■ 抜粋 ■
* * *

なお、研修に参加させる時は管理人業務が休みになる会社が多く、「研修ばかりやって休むな。それよりも仕事しろ」と住民に文句を言われる会社もあります。
□「仕事がしっかりしている??」・・・・”きっちりと仕事をする”という面はたしかにあります。社として、仕事をマニュアル化しているため、きっちりなんです。しかし、”きっちり=いいこと”とは限りません。「住民の専有部分内のことには一切タッチしません」「契約の範囲は敷地内です。マンション前の道路の清掃は契約に含まれていません」「それは管理会社の仕事ではありません」・・・・と、大きな会社は、はっきり線引きをします。これはある意味、研修の成果です。働く側としてはいいことですが、住民側からすれば「融通が利かない」ということになります。仕事の質としては、大企業でもポカは多いですし、大も小もそんなに変わらない気がします。これは、チェックシステムがきちんとしていないことも一因です。フロントが何か間違い・勘違いをしても、上司のチェックなしにそのまま管理組合に提出されて恥をかくこともあります。「大企業だから、ダブルチェック・トリプルチェックが行なわれているだろう?」なんていう期待は甘いです。

* * *

■ 表示情報 ■
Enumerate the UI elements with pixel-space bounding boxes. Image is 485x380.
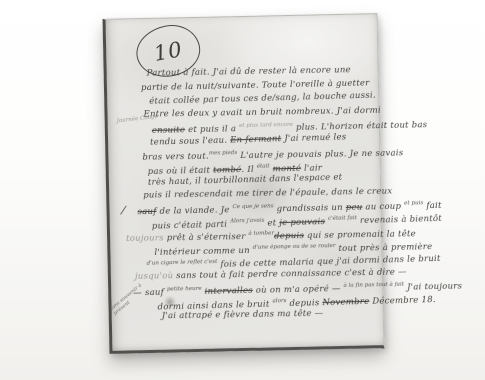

* * *

■ 作業内容 ■
**a)** マンション管理会社についての抜粋に照らし、次の(i)〜(iii)が本文と一致するかを「はい」か「いいえ」で答え、決め手となる本文の語句をそのまま引用せよ。
(i) 研修に参加させる時に管理人業務が休みになる会社は多い。
(ii) 大きな会社では、マンション前の道路の清掃も契約に含まれている。
(iii) 大企業であればダブルチェックが行なわれていると期待してよい。
**b)** マンション管理会社についての抜粋をもとに、次の問いに答えよ。
(i) 研修で休むことに文句を言う住民は、どのような言葉を口にするか。
(ii) 大きな会社の仕事が「きっちり」なのはなぜか。
(iii) 大きな会社のはっきりした線引きは、住民側からすれば何ということになるか。
**c)** マンション管理会社についての抜粋を、最後の文の後から続けてください。

■ 各作業の解答 ■
**a)**
(i) はい。「研修に参加させる時は管理人業務が休みになる会社が多く」
(ii) いいえ。「マンション前の道路の清掃は契約に含まれていません」
(iii) いいえ。「なんていう期待は甘いです」

**b)**
(i) 「研修ばかりやって休むな。それよりも仕事しろ」
(ii) 社として仕事をマニュアル化しているため。
(iii) 「融通が利かない」ということ。

**c)**
□バックアップ体制がしっかりしている・・・大企業の場合、「急病や有給休暇取得のための代務員リザーブシステム」があります。小規模会社では、ないところが多いです。ただ、このシステムも余裕はないため、「急に管理人がやめた。代わりに入れる代務員は3日が限界だ。急いで採用しなくては、それまではフロントや経理の事務員が現場に行って穴埋めしろ」なんてことが大企業でもあります。しかし、大きな会社ほど、管理人の実態を知らないので、現場に来ても何もできません。
□横領とか持ち逃げなどはないだろう・・・これは大でも小でもあります。というか、大のほうが多いです。住民側が安心しているため、発覚しにくい面もあります。もともと組合がしっかりしていればこういうことは起きません。でも、大企業だと、不正が起きても会社が補填するでしょう。このへんは安心かも。
また、従来から言われる大企業の良くない点もあります。
□「管理委託費が高い」・・・大企業を維持していくにはお金がかかります。安くはできません。特にマンション管理は、人間対人間のような部分が多く、人の手による仕事がかなりあります。機械による合理化は無理です。 大企業の中でも、特にT急さんは委託費が高いです。(仕事の質は比較的良いのですが、いかんせん、委託費が高く、お金持ちの組合でないと契約できません)
また、D社は委託費は高いのに、仕事はたいしたことない、とさんざんな会社です。
□営業努力の無い分、仕事もおざなり・・・・分譲会社の子会社で、マンション建設と同時に自動的に管理物件が転がり込んでくる管理会社があります。国交省や防衛庁など、天下りだらけの関連企業も、費用だけ高くて、質はさっぱり、というように、マンション管理でも、自動的受注の現場は、一生懸命仕事しません。小さな会社は「いつ、うちとの契約が切られて、他社に持って行かれるかわからない」という切実な事情があり、けっこう必死に働くものです。なにしろ、マンションと管理会社との契約は1年契約ですから、「来年は別の会社に頼むから。じゃ、さいなら」ということが実際にどこでも起きています。大きな管理会社から小さな管理会社に変更することは、住民に不安感が高く、なかなか簡単には行きませんが、逆は簡単です。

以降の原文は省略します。